TASK INPUTS:
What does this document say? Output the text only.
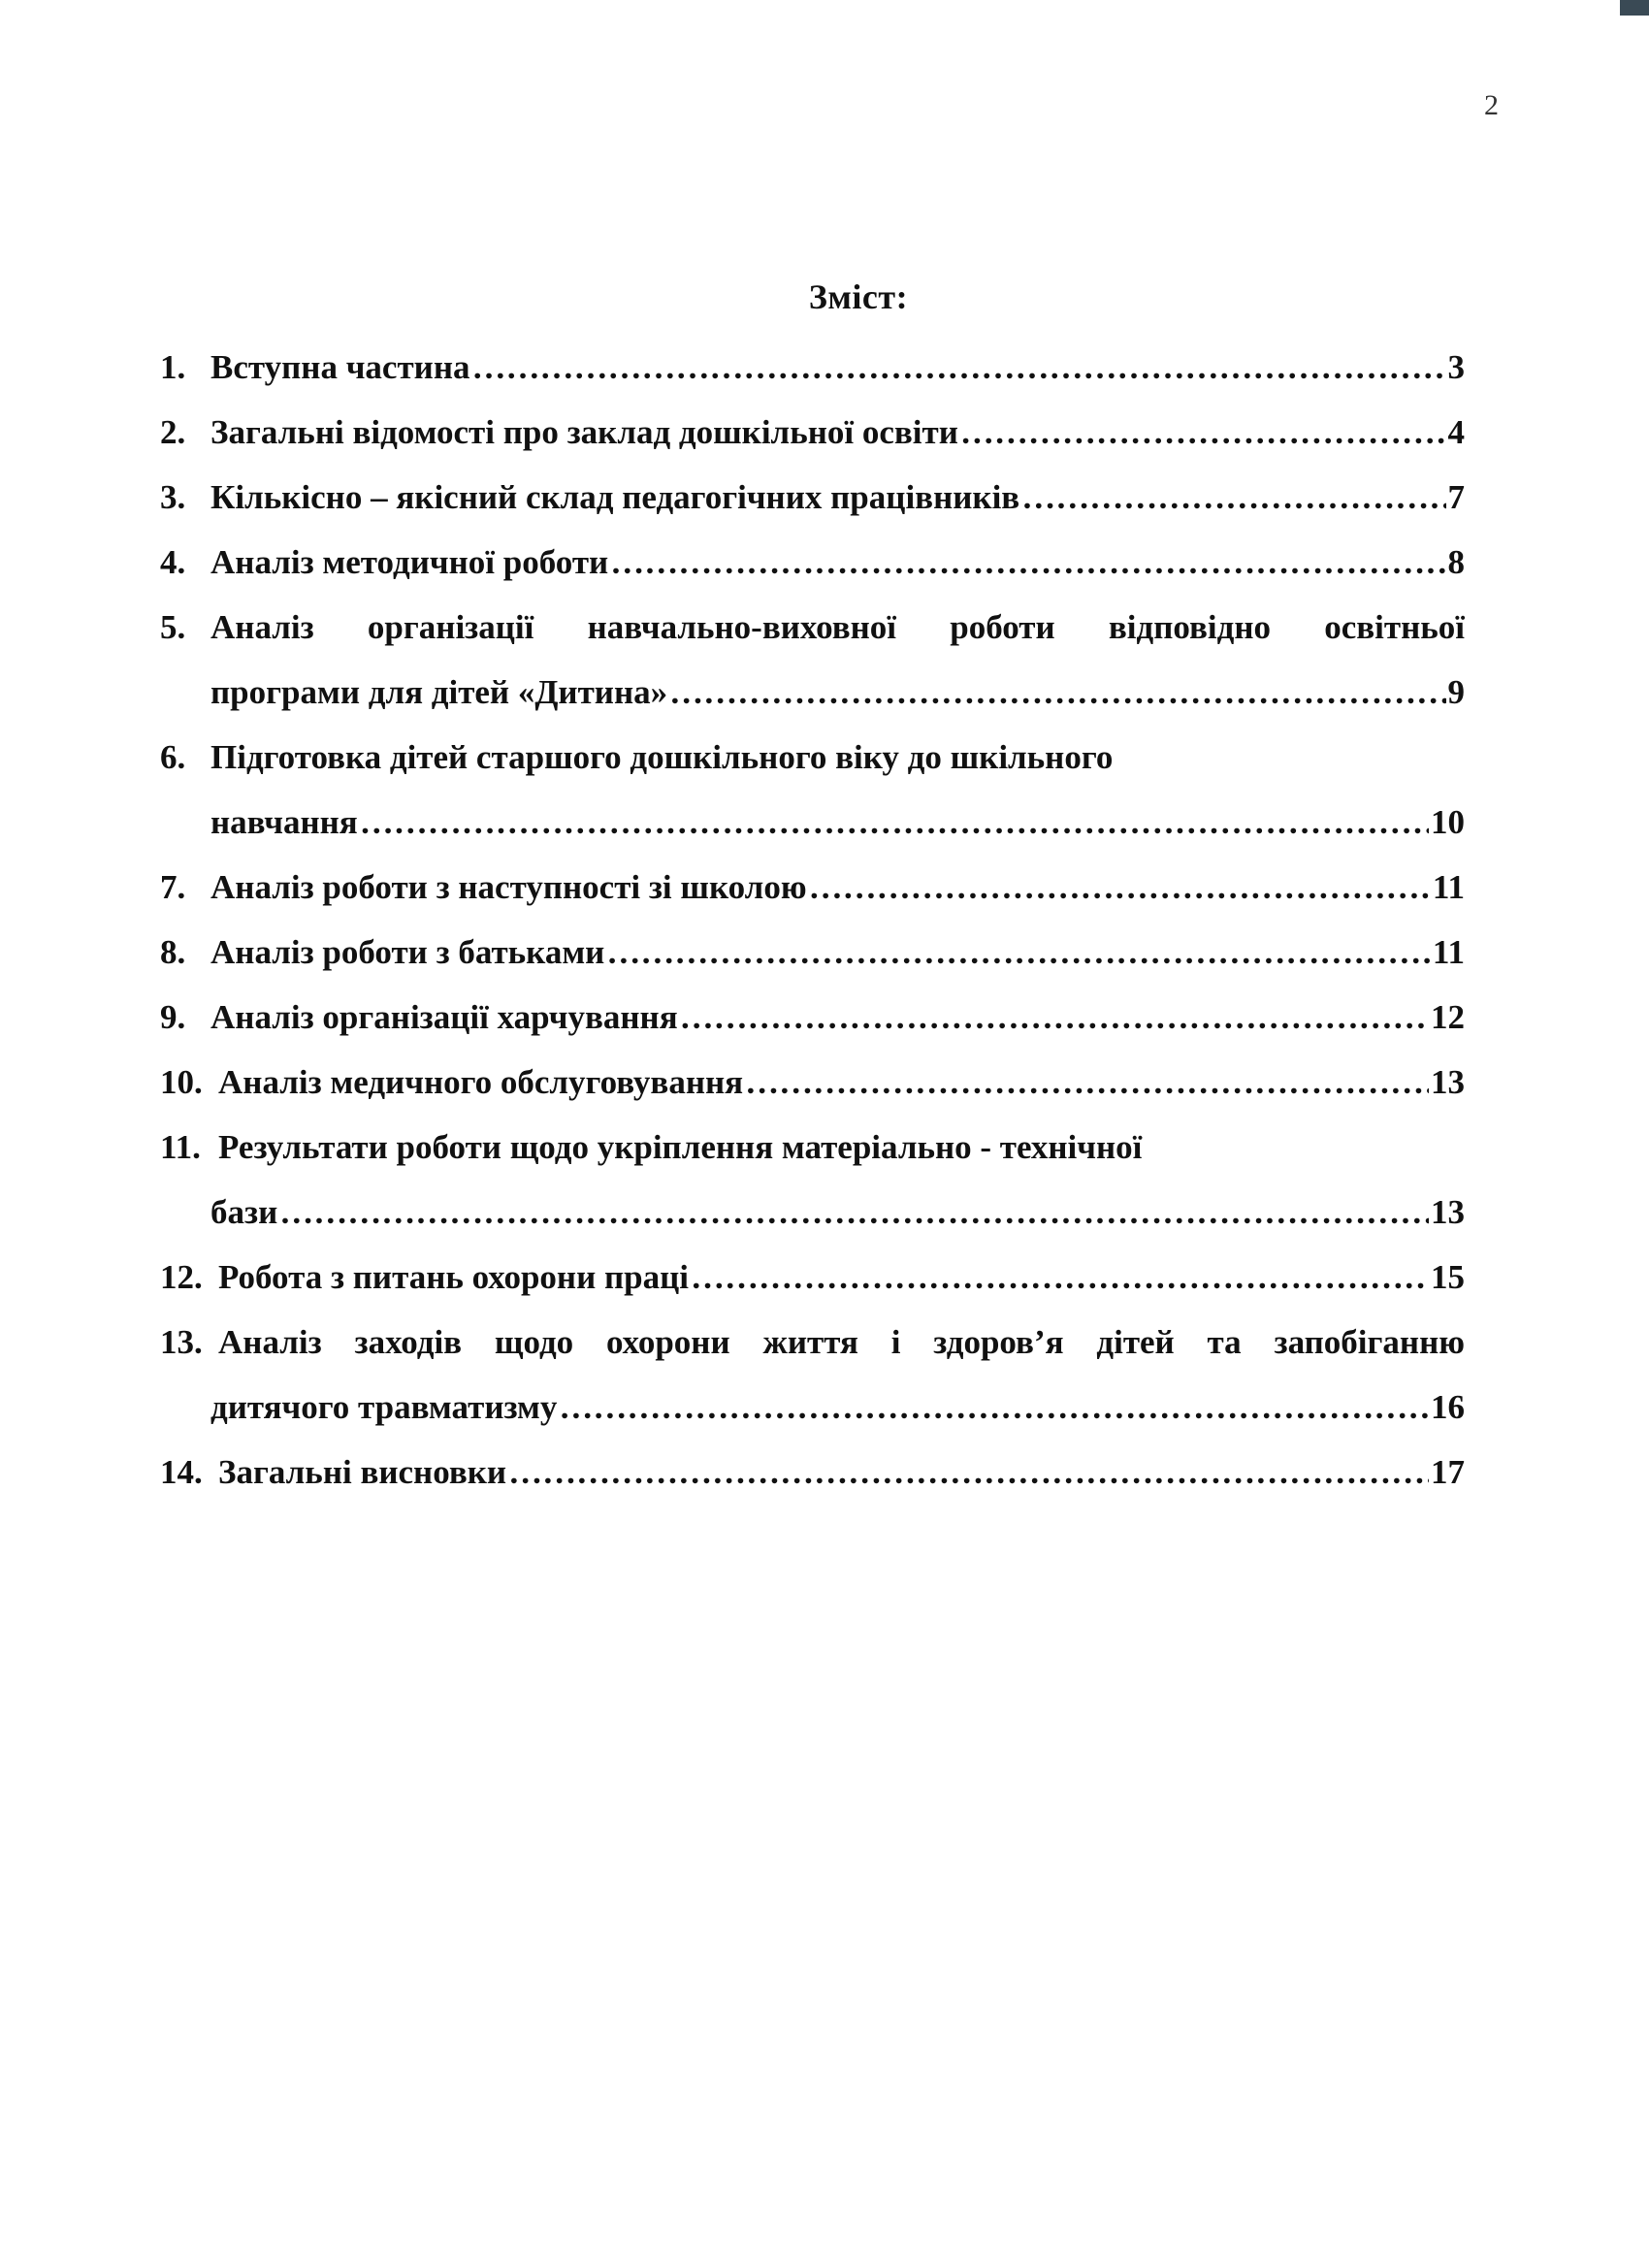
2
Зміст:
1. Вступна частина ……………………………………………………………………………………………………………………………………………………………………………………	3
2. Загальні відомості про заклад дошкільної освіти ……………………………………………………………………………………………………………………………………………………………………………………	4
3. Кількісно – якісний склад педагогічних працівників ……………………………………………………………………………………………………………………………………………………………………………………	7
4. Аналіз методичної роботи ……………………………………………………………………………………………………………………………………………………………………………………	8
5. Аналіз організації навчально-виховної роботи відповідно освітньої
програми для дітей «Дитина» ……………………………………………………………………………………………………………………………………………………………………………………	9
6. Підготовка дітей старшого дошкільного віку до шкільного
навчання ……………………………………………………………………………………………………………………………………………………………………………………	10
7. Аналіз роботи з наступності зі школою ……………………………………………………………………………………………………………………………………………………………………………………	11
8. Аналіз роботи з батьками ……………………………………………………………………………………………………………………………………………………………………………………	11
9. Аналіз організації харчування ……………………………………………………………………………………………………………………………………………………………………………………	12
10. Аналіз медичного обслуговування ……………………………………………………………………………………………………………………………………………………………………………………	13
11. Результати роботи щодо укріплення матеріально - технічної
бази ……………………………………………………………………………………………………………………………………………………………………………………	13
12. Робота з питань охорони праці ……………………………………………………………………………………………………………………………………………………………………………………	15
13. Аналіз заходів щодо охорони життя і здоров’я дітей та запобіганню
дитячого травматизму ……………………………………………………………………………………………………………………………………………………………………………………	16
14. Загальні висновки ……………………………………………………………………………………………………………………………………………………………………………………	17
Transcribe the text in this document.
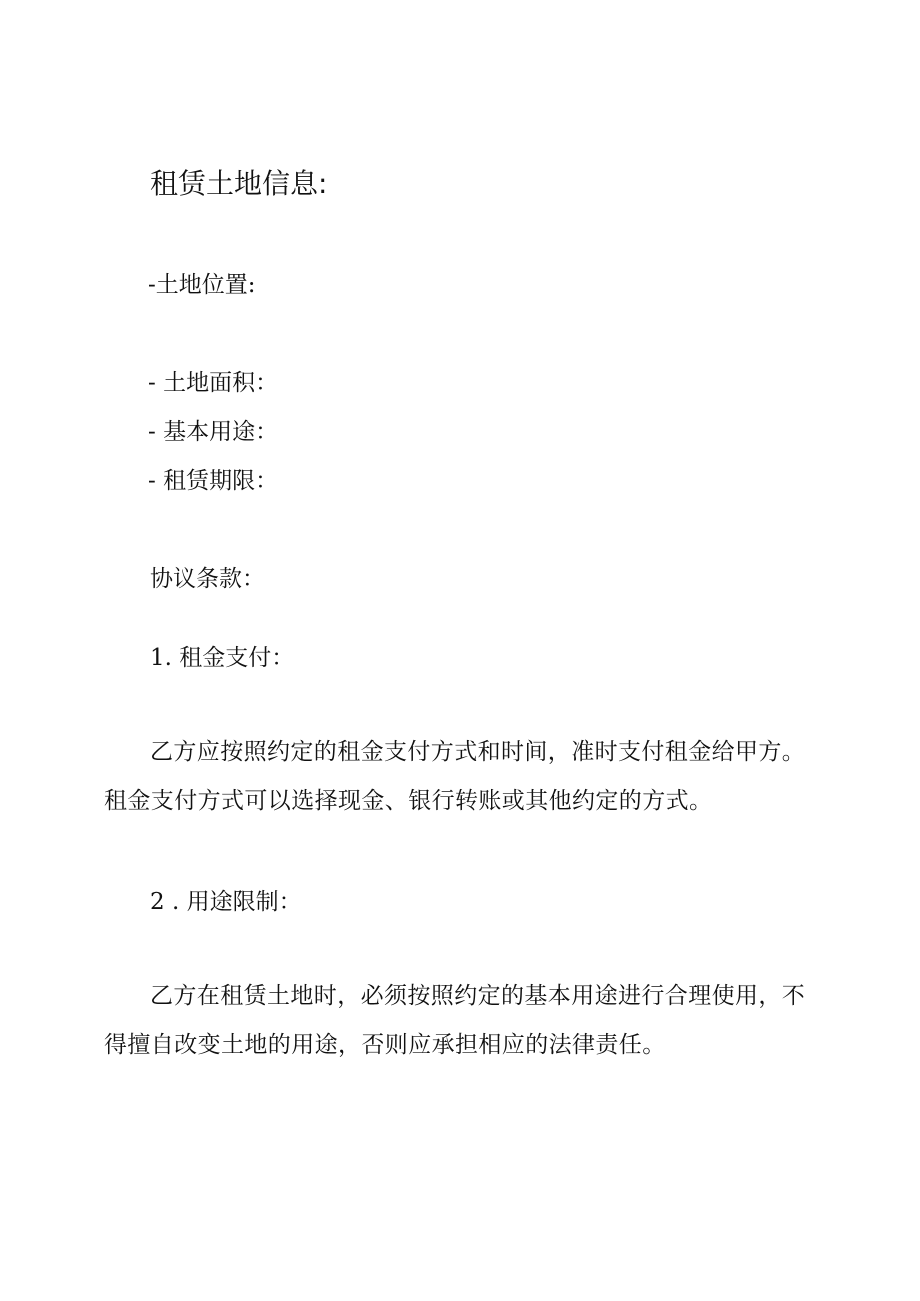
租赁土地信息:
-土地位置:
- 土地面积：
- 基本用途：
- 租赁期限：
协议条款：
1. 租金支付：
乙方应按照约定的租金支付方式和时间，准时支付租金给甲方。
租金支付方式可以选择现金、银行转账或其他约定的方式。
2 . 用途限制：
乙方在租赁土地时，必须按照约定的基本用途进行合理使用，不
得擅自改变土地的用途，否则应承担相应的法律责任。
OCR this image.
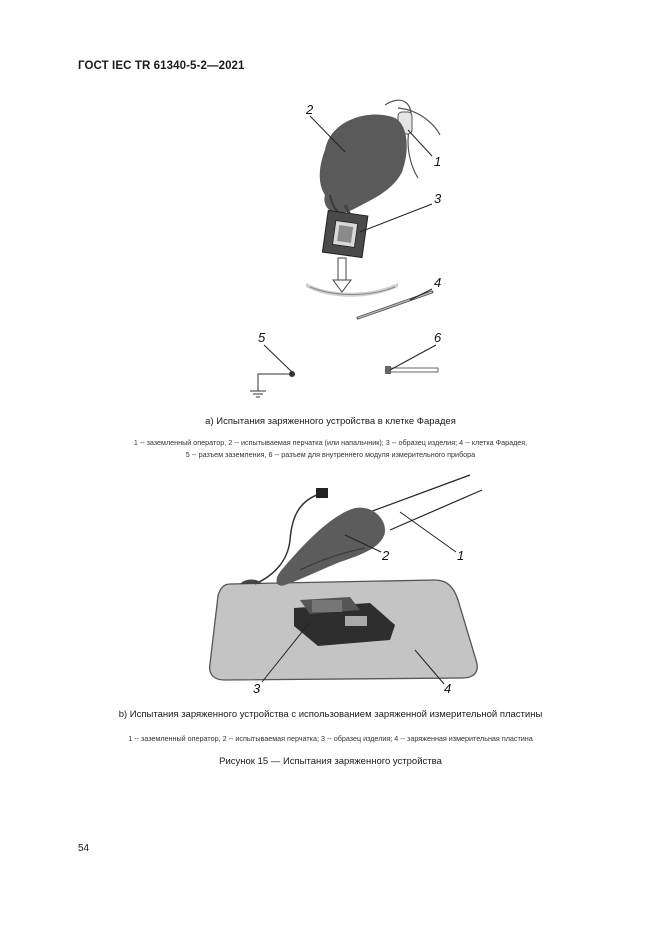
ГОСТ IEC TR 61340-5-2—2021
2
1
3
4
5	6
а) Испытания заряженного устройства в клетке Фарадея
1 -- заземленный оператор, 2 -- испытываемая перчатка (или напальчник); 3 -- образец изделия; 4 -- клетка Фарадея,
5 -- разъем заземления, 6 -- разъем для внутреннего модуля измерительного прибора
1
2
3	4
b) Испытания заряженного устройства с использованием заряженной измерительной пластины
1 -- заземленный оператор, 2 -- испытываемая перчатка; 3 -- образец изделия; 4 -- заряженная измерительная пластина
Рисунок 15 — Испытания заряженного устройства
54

REQUIRED WORK: Repeat all of the records verbatim, leaving out the pictures.

EXERCISE ANSWER:
What does this document say? Output the text only.
2
Зміст:
1. Вступна частина ……………………………………………………………………………………………………………………………………………………………………………………	3
2. Загальні відомості про заклад дошкільної освіти ……………………………………………………………………………………………………………………………………………………………………………………	4
3. Кількісно – якісний склад педагогічних працівників ……………………………………………………………………………………………………………………………………………………………………………………	7
4. Аналіз методичної роботи ……………………………………………………………………………………………………………………………………………………………………………………	8
5. Аналіз організації навчально-виховної роботи відповідно освітньої
програми для дітей «Дитина» ……………………………………………………………………………………………………………………………………………………………………………………	9
6. Підготовка дітей старшого дошкільного віку до шкільного
навчання ……………………………………………………………………………………………………………………………………………………………………………………	10
7. Аналіз роботи з наступності зі школою ……………………………………………………………………………………………………………………………………………………………………………………	11
8. Аналіз роботи з батьками ……………………………………………………………………………………………………………………………………………………………………………………	11
9. Аналіз організації харчування ……………………………………………………………………………………………………………………………………………………………………………………	12
10. Аналіз медичного обслуговування ……………………………………………………………………………………………………………………………………………………………………………………	13
11. Результати роботи щодо укріплення матеріально - технічної
бази ……………………………………………………………………………………………………………………………………………………………………………………	13
12. Робота з питань охорони праці ……………………………………………………………………………………………………………………………………………………………………………………	15
13. Аналіз заходів щодо охорони життя і здоров’я дітей та запобіганню
дитячого травматизму ……………………………………………………………………………………………………………………………………………………………………………………	16
14. Загальні висновки ……………………………………………………………………………………………………………………………………………………………………………………	17
Transcribe the text in this document.
租赁土地信息:
-土地位置:
- 土地面积：
- 基本用途：
- 租赁期限：
协议条款：
1. 租金支付：
乙方应按照约定的租金支付方式和时间，准时支付租金给甲方。
租金支付方式可以选择现金、银行转账或其他约定的方式。
2 . 用途限制：
乙方在租赁土地时，必须按照约定的基本用途进行合理使用，不
得擅自改变土地的用途，否则应承担相应的法律责任。
OCR this image.
ГОСТ IEC TR 61340-5-2—2021
2
1
3
4
5	6
а) Испытания заряженного устройства в клетке Фарадея
1 -- заземленный оператор, 2 -- испытываемая перчатка (или напальчник); 3 -- образец изделия; 4 -- клетка Фарадея,
5 -- разъем заземления, 6 -- разъем для внутреннего модуля измерительного прибора
1
2
3	4
b) Испытания заряженного устройства с использованием заряженной измерительной пластины
1 -- заземленный оператор, 2 -- испытываемая перчатка; 3 -- образец изделия; 4 -- заряженная измерительная пластина
Рисунок 15 — Испытания заряженного устройства
54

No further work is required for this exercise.